Your goal:
Locate each line containing the string "jointes" and copy it out.

Recorded data:
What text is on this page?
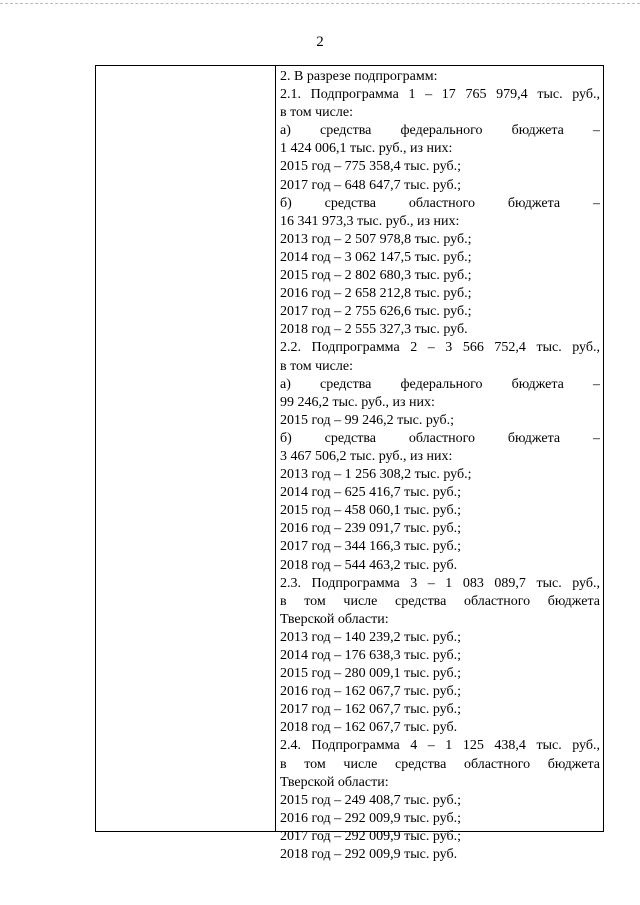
2
2. В разрезе подпрограмм:
2.1. Подпрограмма 1 – 17 765 979,4 тыс. руб.,
в том числе:
а) средства федерального бюджета –
1 424 006,1 тыс. руб., из них:
2015 год – 775 358,4 тыс. руб.;
2017 год – 648 647,7 тыс. руб.;
б) средства областного бюджета –
16 341 973,3 тыс. руб., из них:
2013 год – 2 507 978,8 тыс. руб.;
2014 год – 3 062 147,5 тыс. руб.;
2015 год – 2 802 680,3 тыс. руб.;
2016 год – 2 658 212,8 тыс. руб.;
2017 год – 2 755 626,6 тыс. руб.;
2018 год – 2 555 327,3 тыс. руб.
2.2. Подпрограмма 2 – 3 566 752,4 тыс. руб.,
в том числе:
а) средства федерального бюджета –
99 246,2 тыс. руб., из них:
2015 год – 99 246,2 тыс. руб.;
б) средства областного бюджета –
3 467 506,2 тыс. руб., из них:
2013 год – 1 256 308,2 тыс. руб.;
2014 год – 625 416,7 тыс. руб.;
2015 год – 458 060,1 тыс. руб.;
2016 год – 239 091,7 тыс. руб.;
2017 год – 344 166,3 тыс. руб.;
2018 год – 544 463,2 тыс. руб.
2.3. Подпрограмма 3 – 1 083 089,7 тыс. руб.,
в том числе средства областного бюджета
Тверской области:
2013 год – 140 239,2 тыс. руб.;
2014 год – 176 638,3 тыс. руб.;
2015 год – 280 009,1 тыс. руб.;
2016 год – 162 067,7 тыс. руб.;
2017 год – 162 067,7 тыс. руб.;
2018 год – 162 067,7 тыс. руб.
2.4. Подпрограмма 4 – 1 125 438,4 тыс. руб.,
в том числе средства областного бюджета
Тверской области:
2015 год – 249 408,7 тыс. руб.;
2016 год – 292 009,9 тыс. руб.;
2017 год – 292 009,9 тыс. руб.;
2018 год – 292 009,9 тыс. руб.
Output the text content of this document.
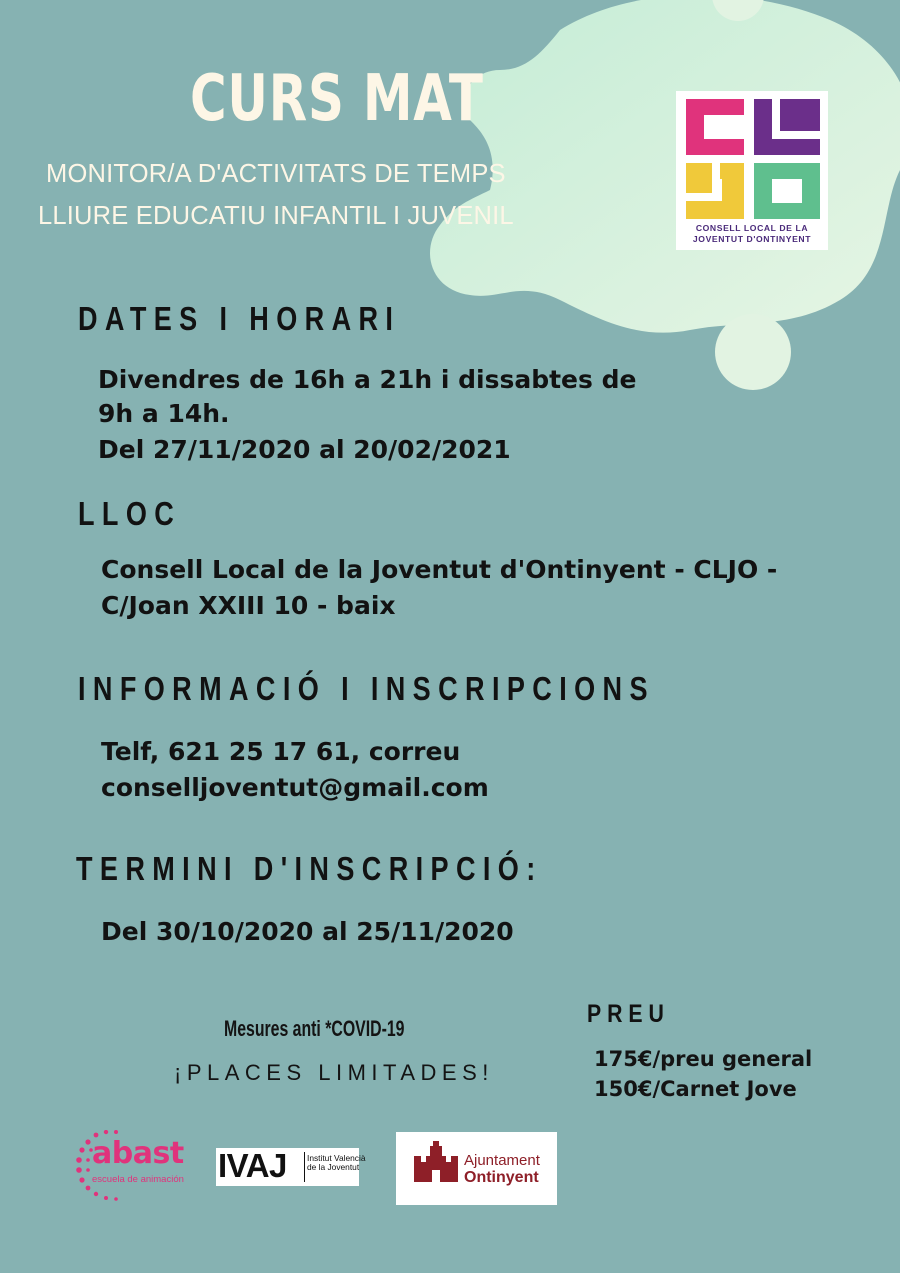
CURS MAT
MONITOR/A D'ACTIVITATS DE TEMPS
LLIURE EDUCATIU INFANTIL I JUVENIL	CONSELL LOCAL DE LA
JOVENTUT D'ONTINYENT
DATES I HORARI
Divendres de 16h a 21h i dissabtes de
9h a 14h.
Del 27/11/2020 al 20/02/2021
LLOC
Consell Local de la Joventut d'Ontinyent - CLJO -
C/Joan XXIII 10 - baix
INFORMACIÓ I INSCRIPCIONS
Telf, 621 25 17 61, correu
conselljoventut@gmail.com
TERMINI D'INSCRIPCIÓ:
Del 30/10/2020 al 25/11/2020
Mesures anti *COVID-19
¡PLACES LIMITADES!
PREU
175€/preu general
150€/Carnet Jove
abast
escuela de animación IVAJ Institut Valencià
de la Joventut	Ajuntament
Ontinyent
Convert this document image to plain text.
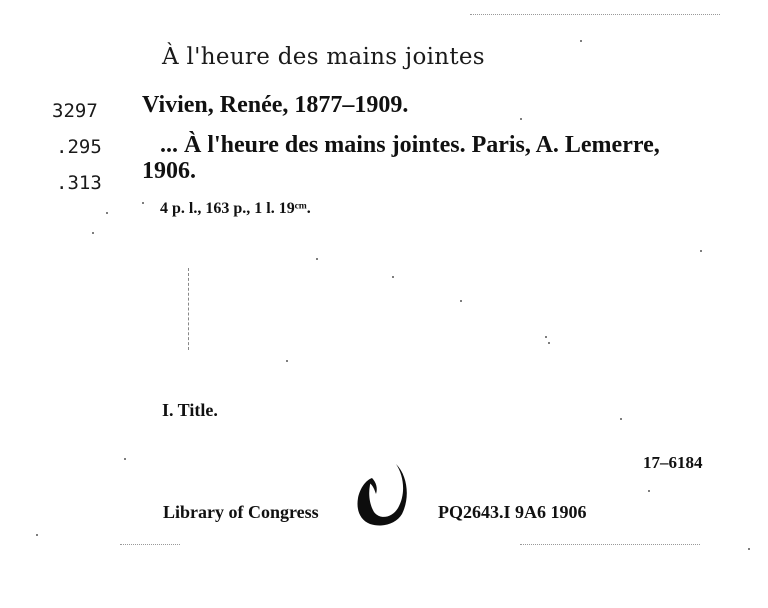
À l'heure des mains jointes
3297
.295
.313
Vivien, Renée, 1877–1909.
... À l'heure des mains jointes. Paris, A. Lemerre,
1906.
4 p. l., 163 p., 1 l. 19ᶜᵐ.
I. Title.
17–6184
Library of Congress	PQ2643.I 9A6 1906
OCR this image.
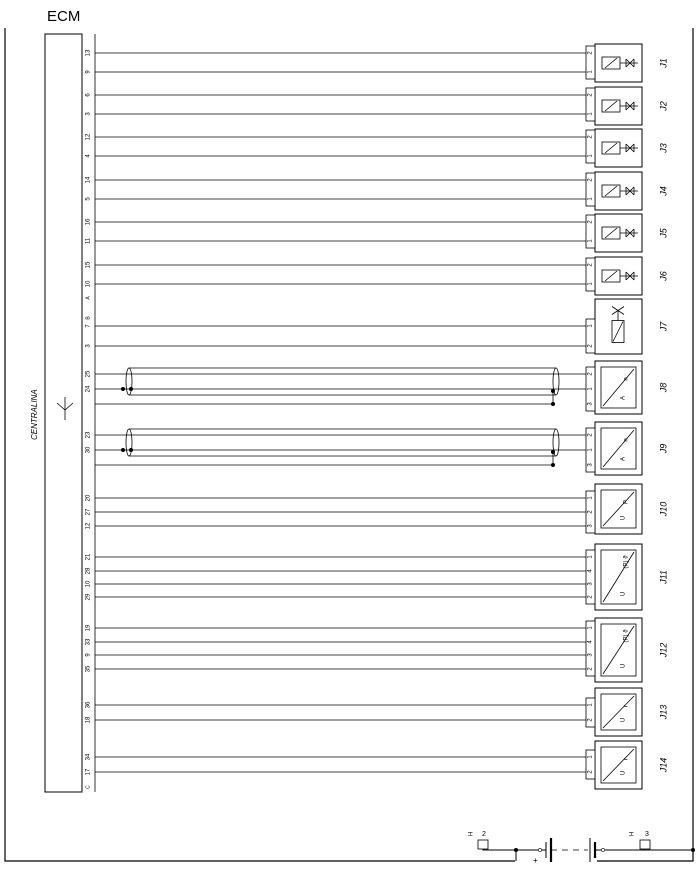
ECM
CENTRALINA
13
9
6
3
12
4
14
5
16
11
15
10
7
3
25
24
23
30
20
27
12
21
28
10
29
19
33
9
35
36
18
34
17
A
B
C
2
1
J1
2
1
J2
2
1
J3
2
1
J4
2
1
J5
2
1
J6
1
2
J7
2
1
3
n
A
J8
2
1
3
n
A
J9
1
2
3
P
U
J10
1
4
3
2
(P) ϑ
U
J11
1
4
3
2
(P) ϑ
U
J12
1
2
r
U
J13
1
2
r
U
J14
2	3
H	H
+	-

Written answer:
À l'heure des mains jointes
... À l'heure des mains jointes. Paris, A. Lemerre,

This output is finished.